Exercise objective: Copy each line that contains the word "circle".

Given data:
(begin)

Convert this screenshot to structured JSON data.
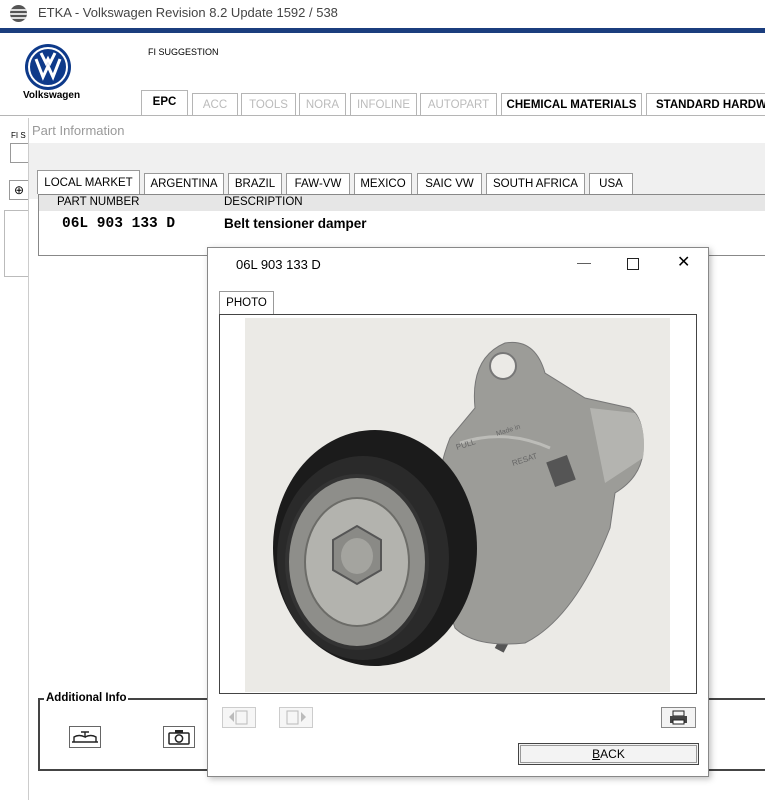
{
  "app": {
    "title": "ETKA - Volkswagen Revision 8.2 Update 1592 / 538"
  },
  "header": {
    "brand": "Volkswagen",
    "fi_suggestion": "FI SUGGESTION",
    "tabs": [
      "EPC",
      "ACC",
      "TOOLS",
      "NORA",
      "INFOLINE",
      "AUTOPART",
      "CHEMICAL MATERIALS",
      "STANDARD HARDWAR"
    ]
  },
  "left": {
    "fi_label": "FI S"
  },
  "part_info": {
    "title": "Part Information",
    "market_tabs": [
      "LOCAL MARKET",
      "ARGENTINA",
      "BRAZIL",
      "FAW-VW",
      "MEXICO",
      "SAIC VW",
      "SOUTH AFRICA",
      "USA"
    ],
    "columns": [
      "PART NUMBER",
      "DESCRIPTION"
    ],
    "rows": [
      {
        "part_number": "06L 903 133 D",
        "description": "Belt tensioner damper"
      }
    ],
    "additional_info_label": "Additional Info"
  },
  "dialog": {
    "title": "06L 903 133 D",
    "tab": "PHOTO",
    "back_label": "BACK",
    "back_accel": "B",
    "back_rest": "ACK",
    "photo_markings": [
      "PULL",
      "Made in",
      "RESAT"
    ]
  },
  "colors": {
    "accent_bar": "#1b3e7e",
    "vw_blue": "#0e3a8a"
  }
}
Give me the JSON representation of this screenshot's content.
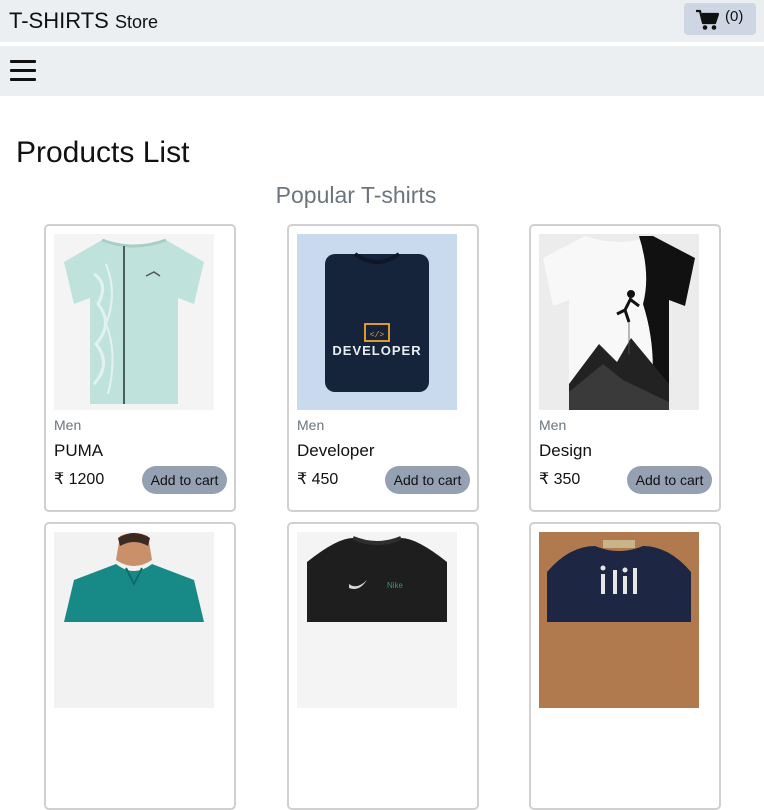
{
  "header": {
    "brand_main": "T-SHIRTS",
    "brand_sub": "Store",
    "cart_count": "(0)"
  },
  "main": {
    "title": "Products List",
    "subtitle": "Popular T-shirts"
  },
  "products": [
    {
      "category": "Men",
      "name": "PUMA",
      "price": "₹ 1200",
      "button": "Add to cart"
    },
    {
      "category": "Men",
      "name": "Developer",
      "price": "₹ 450",
      "button": "Add to cart"
    },
    {
      "category": "Men",
      "name": "Design",
      "price": "₹ 350",
      "button": "Add to cart"
    }
  ],
  "icons": {
    "cart": "shopping-cart-icon",
    "menu": "hamburger-menu-icon"
  },
  "colors": {
    "header_bg": "#eceff2",
    "cart_button_bg": "#cdd6e2",
    "add_button_bg": "#96a0b3",
    "muted_text": "#6c757d"
  }
}
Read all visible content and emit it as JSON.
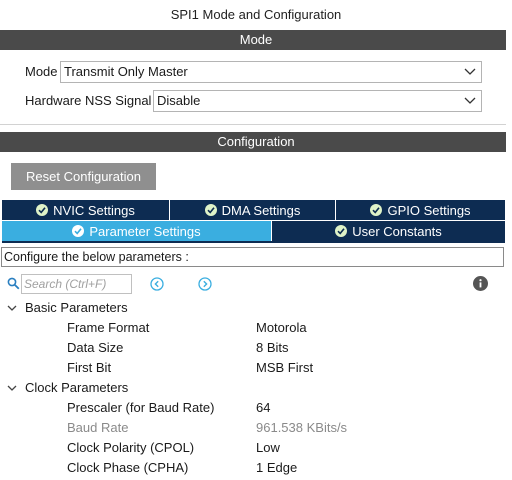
{
  "window": {
    "title": "SPI1 Mode and Configuration"
  },
  "mode_section": {
    "header": "Mode",
    "fields": [
      {
        "label": "Mode",
        "value": "Transmit Only Master"
      },
      {
        "label": "Hardware NSS Signal",
        "value": "Disable"
      }
    ]
  },
  "config_section": {
    "header": "Configuration",
    "reset_label": "Reset Configuration",
    "tabs_row1": [
      {
        "label": "NVIC Settings"
      },
      {
        "label": "DMA Settings"
      },
      {
        "label": "GPIO Settings"
      }
    ],
    "tabs_row2": [
      {
        "label": "Parameter Settings",
        "active": true
      },
      {
        "label": "User Constants",
        "active": false
      }
    ],
    "configure_text": "Configure the below parameters :",
    "search_placeholder": "Search (Ctrl+F)"
  },
  "params": {
    "groups": [
      {
        "name": "Basic Parameters",
        "items": [
          {
            "name": "Frame Format",
            "value": "Motorola"
          },
          {
            "name": "Data Size",
            "value": "8 Bits"
          },
          {
            "name": "First Bit",
            "value": "MSB First"
          }
        ]
      },
      {
        "name": "Clock Parameters",
        "items": [
          {
            "name": "Prescaler (for Baud Rate)",
            "value": "64"
          },
          {
            "name": "Baud Rate",
            "value": "961.538 KBits/s",
            "disabled": true
          },
          {
            "name": "Clock Polarity (CPOL)",
            "value": "Low"
          },
          {
            "name": "Clock Phase (CPHA)",
            "value": "1 Edge"
          }
        ]
      }
    ]
  },
  "colors": {
    "band": "#4a4a4a",
    "tab_dark": "#0d2c52",
    "tab_active": "#3aaee0",
    "reset_button": "#8f8f8f",
    "nav_arrow": "#3aaee0",
    "disabled_text": "#8a8a8a"
  },
  "icons": {
    "search": "search-icon",
    "prev": "arrow-left-circle-icon",
    "next": "arrow-right-circle-icon",
    "info": "info-icon",
    "check": "check-circle-icon",
    "expand": "chevron-down-icon"
  }
}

(end)

Answer to this exercise:
    "prev": "arrow-left-circle-icon",
    "next": "arrow-right-circle-icon",
    "check": "check-circle-icon",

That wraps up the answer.